- _WHAT NEEDS TO BE DONE_: Write out again only the lines between the one with "Convert this screenshot" and the end of the records below, both ends counted, and don't include the pictures.

== == ==

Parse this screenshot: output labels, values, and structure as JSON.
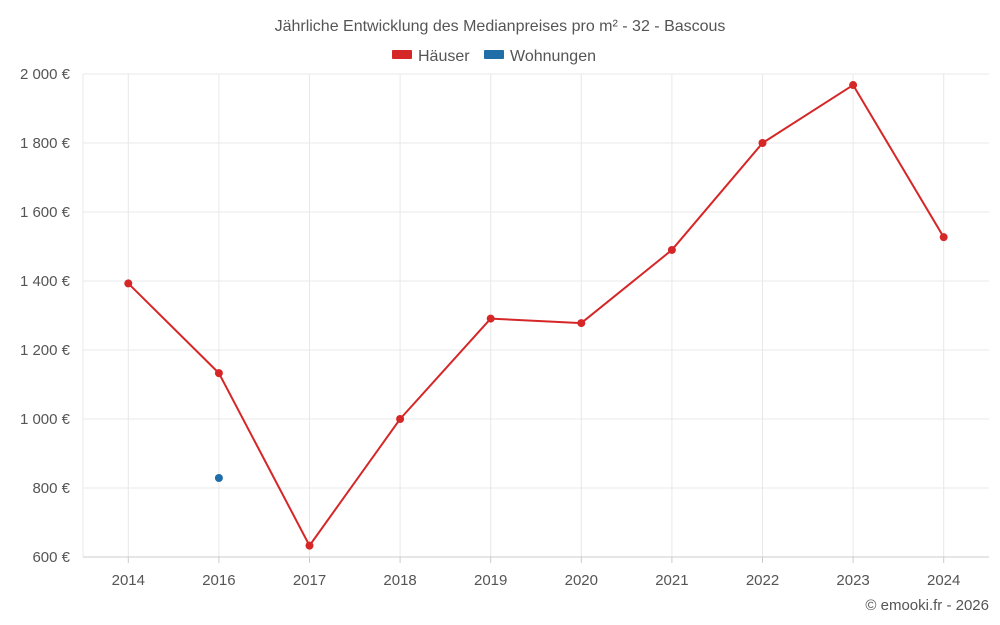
{
  "chart_data": {
    "type": "line",
    "title": "Jährliche Entwicklung des Medianpreises pro m² - 32 - Bascous",
    "categories": [
      "2014",
      "2016",
      "2017",
      "2018",
      "2019",
      "2020",
      "2021",
      "2022",
      "2023",
      "2024"
    ],
    "series": [
      {
        "name": "Häuser",
        "color": "#d62728",
        "values": [
          1393,
          1133,
          633,
          1000,
          1291,
          1278,
          1490,
          1800,
          1968,
          1527
        ]
      },
      {
        "name": "Wohnungen",
        "color": "#1f6ea8",
        "values": [
          null,
          829,
          null,
          null,
          null,
          null,
          null,
          null,
          null,
          null
        ]
      }
    ],
    "ylim": [
      600,
      2000
    ],
    "yticks": [
      600,
      800,
      1000,
      1200,
      1400,
      1600,
      1800,
      2000
    ],
    "ytick_labels": [
      "600 €",
      "800 €",
      "1 000 €",
      "1 200 €",
      "1 400 €",
      "1 600 €",
      "1 800 €",
      "2 000 €"
    ],
    "xlabel": "",
    "ylabel": "",
    "grid": true,
    "legend": "top-center"
  },
  "credit": "© emooki.fr - 2026"
}
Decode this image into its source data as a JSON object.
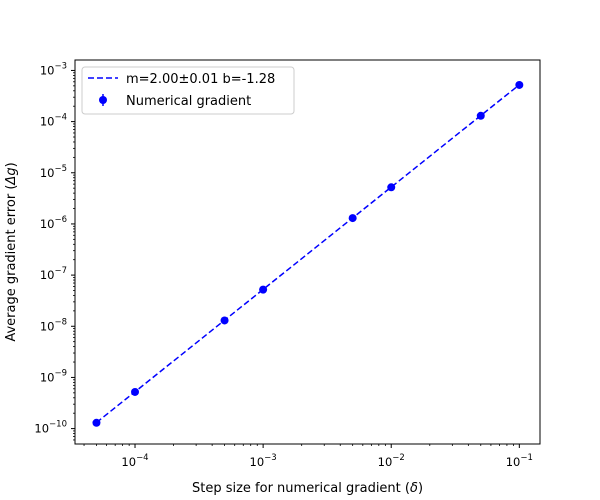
{
  "chart_data": {
    "type": "scatter",
    "xscale": "log",
    "yscale": "log",
    "xlabel_text": "Step size for numerical gradient (",
    "xlabel_symbol": "δ",
    "xlabel_end": ")",
    "ylabel_text": "Average gradient error (",
    "ylabel_symbol": "Δg",
    "ylabel_end": ")",
    "xlim": [
      3.4e-05,
      0.145
    ],
    "ylim": [
      5e-11,
      0.0016
    ],
    "x_ticks": [
      {
        "value": 0.0001,
        "base": "10",
        "exp": "−4"
      },
      {
        "value": 0.001,
        "base": "10",
        "exp": "−3"
      },
      {
        "value": 0.01,
        "base": "10",
        "exp": "−2"
      },
      {
        "value": 0.1,
        "base": "10",
        "exp": "−1"
      }
    ],
    "y_ticks": [
      {
        "value": 1e-10,
        "base": "10",
        "exp": "−10"
      },
      {
        "value": 1e-09,
        "base": "10",
        "exp": "−9"
      },
      {
        "value": 1e-08,
        "base": "10",
        "exp": "−8"
      },
      {
        "value": 1e-07,
        "base": "10",
        "exp": "−7"
      },
      {
        "value": 1e-06,
        "base": "10",
        "exp": "−6"
      },
      {
        "value": 1e-05,
        "base": "10",
        "exp": "−5"
      },
      {
        "value": 0.0001,
        "base": "10",
        "exp": "−4"
      },
      {
        "value": 0.001,
        "base": "10",
        "exp": "−3"
      }
    ],
    "series": [
      {
        "name": "Numerical gradient",
        "kind": "points-with-errorbars",
        "color": "#0000ff",
        "x": [
          5e-05,
          0.0001,
          0.0005,
          0.001,
          0.005,
          0.01,
          0.05,
          0.1
        ],
        "y": [
          1.3e-10,
          5.2e-10,
          1.3e-08,
          5.2e-08,
          1.3e-06,
          5.2e-06,
          0.00013,
          0.00052
        ]
      },
      {
        "name": "m=2.00±0.01 b=-1.28",
        "kind": "dashed-line-fit",
        "color": "#0000ff",
        "slope": 2.0,
        "intercept_log10": -1.28
      }
    ],
    "legend_position": "upper-left",
    "grid": false
  }
}
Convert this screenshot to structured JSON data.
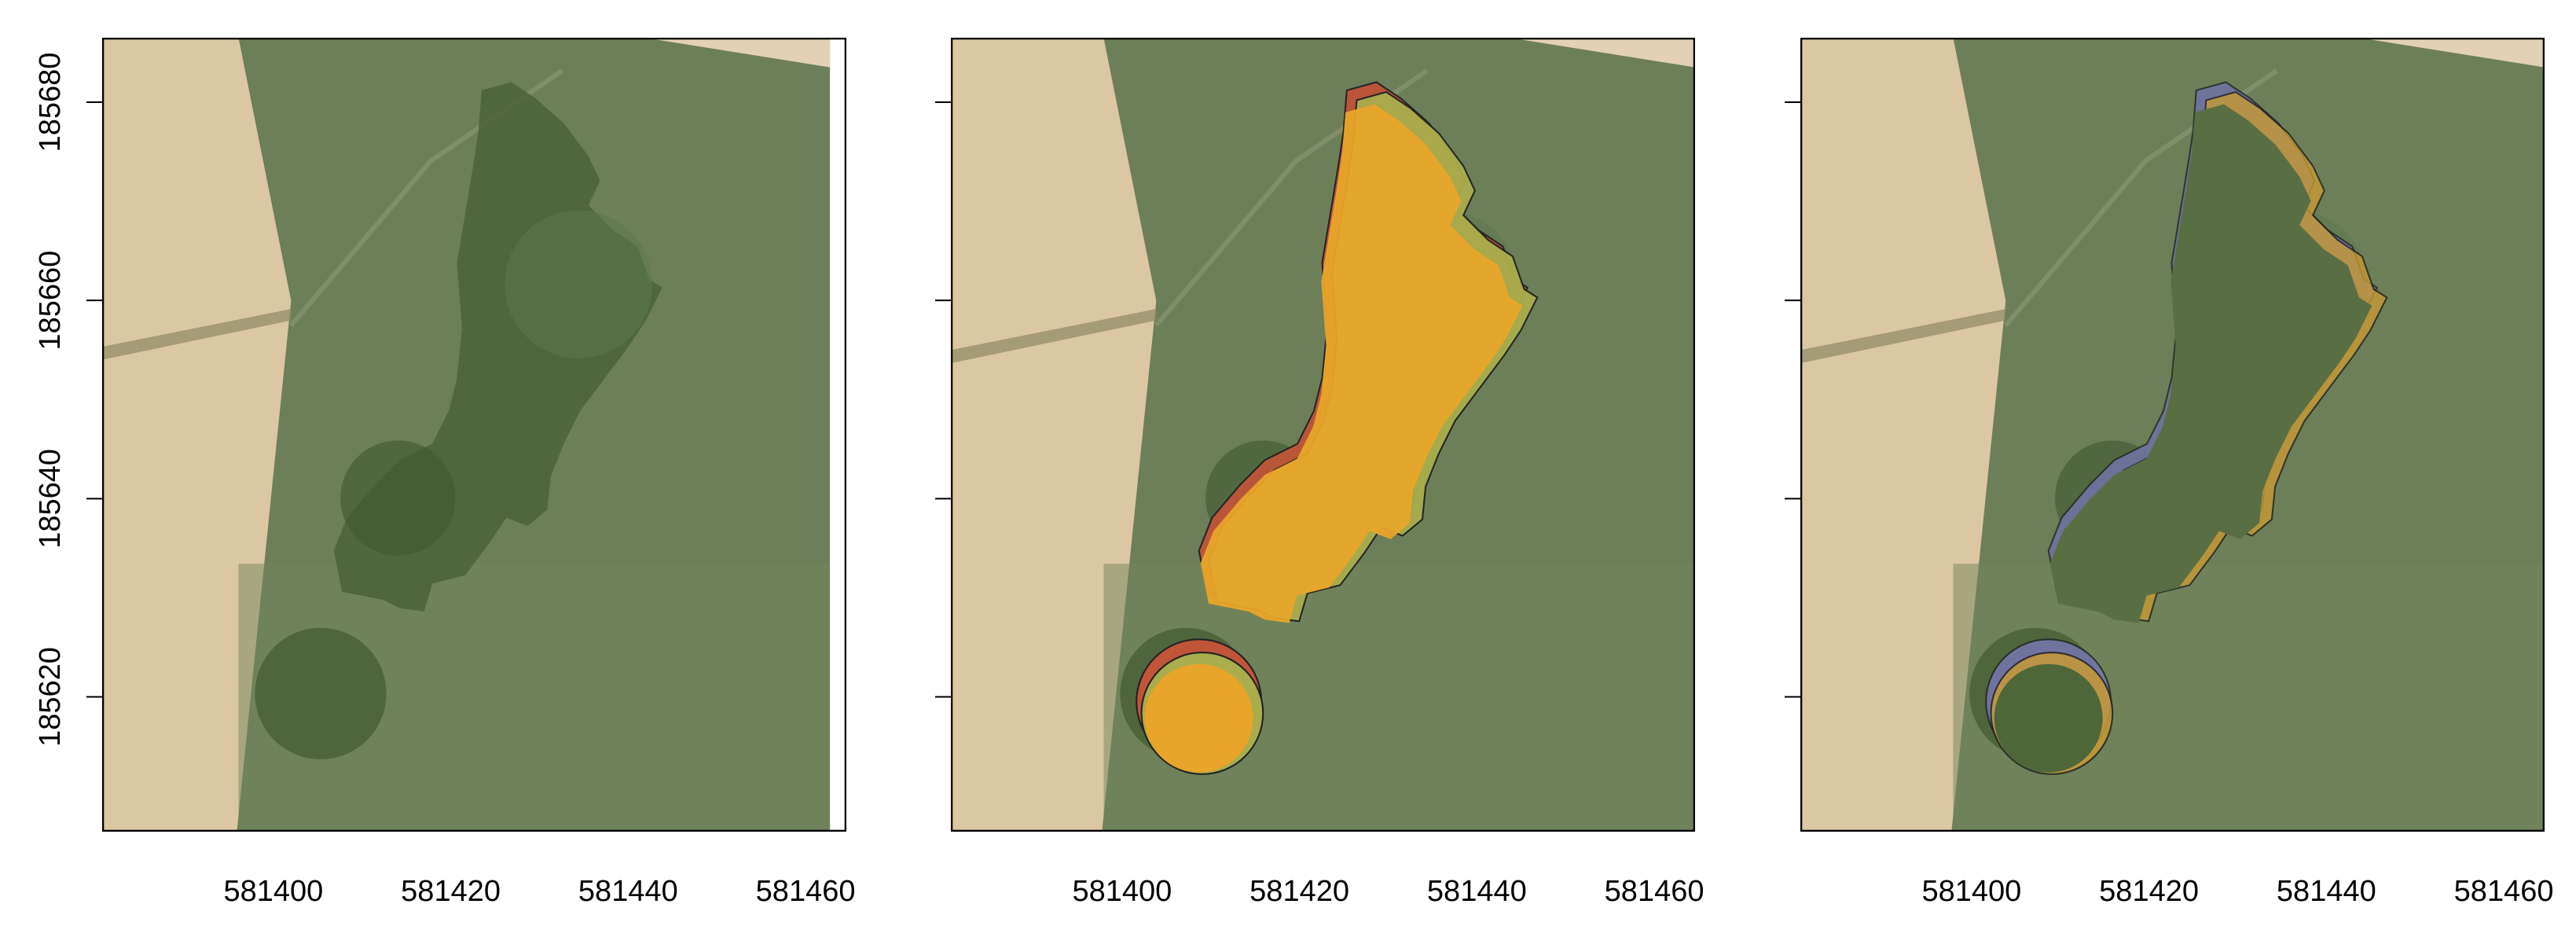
{
  "xlim": [
    581380.7,
    581464.6
  ],
  "ylim": [
    185606.4,
    185686.5
  ],
  "xticks": [
    581400,
    581420,
    581440,
    581460
  ],
  "yticks": [
    185620,
    185640,
    185660,
    185680
  ]
}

== == ==

- _WRITTEN SOLUTION_:
Convert this screenshot to structured JSON data.
{
  "xlim": [
    581380.7,
    581464.6
  ],
  "ylim": [
    185606.4,
    185686.5
  ],
  "xticks": [
    581400,
    581420,
    581440,
    581460
  ],
  "yticks": [
    185620,
    185640,
    185660,
    185680
  ]
}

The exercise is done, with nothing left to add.